Les lumières ont été éteintes et les salles de projections ont été fermées. Les 35 000 accrédités et divers invités sont déjà rentrés chez eux. Leurs badges ont été rangés et iront rejoindre les badges des années précédentes, dans une boite à souvenirs ou dans un tiroir quelconque.
La 75ème édition du festival de Cannes s’est achevée il y a quelques jours, après presque deux semaines de films, de conférences, de fêtes et de rencontres.
Les compétitions sont terminées, les divers jurys ont rendu leurs palmarès.
Le palmarès le plus attendu était bien sur celui de la compétition officielle, qui a concerné cette année 21 longs et 25 courts métrages, et qui a été annoncé lors d’une cérémonie de clôture, suivie à la TV par 3,2 millions de téléspectateurs, un record historique.
Bien sûr, comme chaque année, ce palmarès a été discuté, critiqué, disséqué et analysé. Il a plu à certains et déçu d’autres.

* À faire:
a: Recopiez à l'identique tout le passage du texte sur le festival de Cannes, depuis "Le palmarès le" jusqu'à "un record historique.".
b: D'après le texte sur le festival de Cannes, combien de téléspectateurs ont suivi à la télévision la cérémonie de clôture ?

* Extrait de données:

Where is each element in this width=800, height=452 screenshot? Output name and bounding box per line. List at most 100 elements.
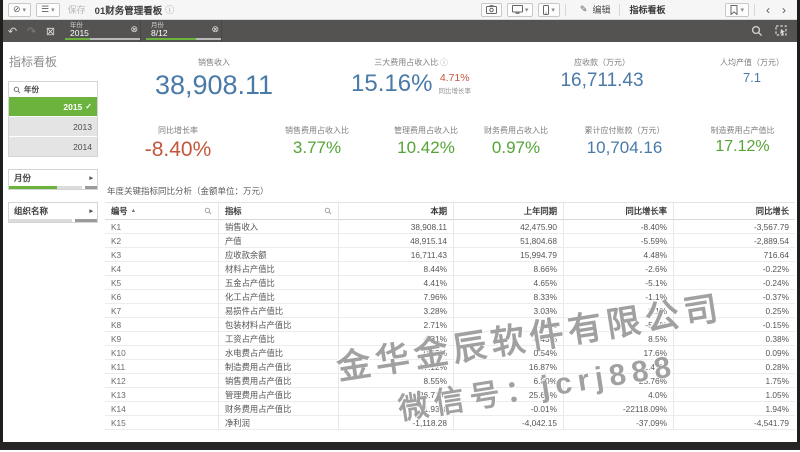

* Réponses aux tâches:
a:
Le palmarès le plus attendu était bien sur celui de la compétition officielle, qui a concerné cette année 21 longs et 25 courts métrages, et qui a été annoncé lors d’une cérémonie de clôture, suivie à la TV par 3,2 millions de téléspectateurs, un record historique.

b: 3,2 millions de téléspectateurs.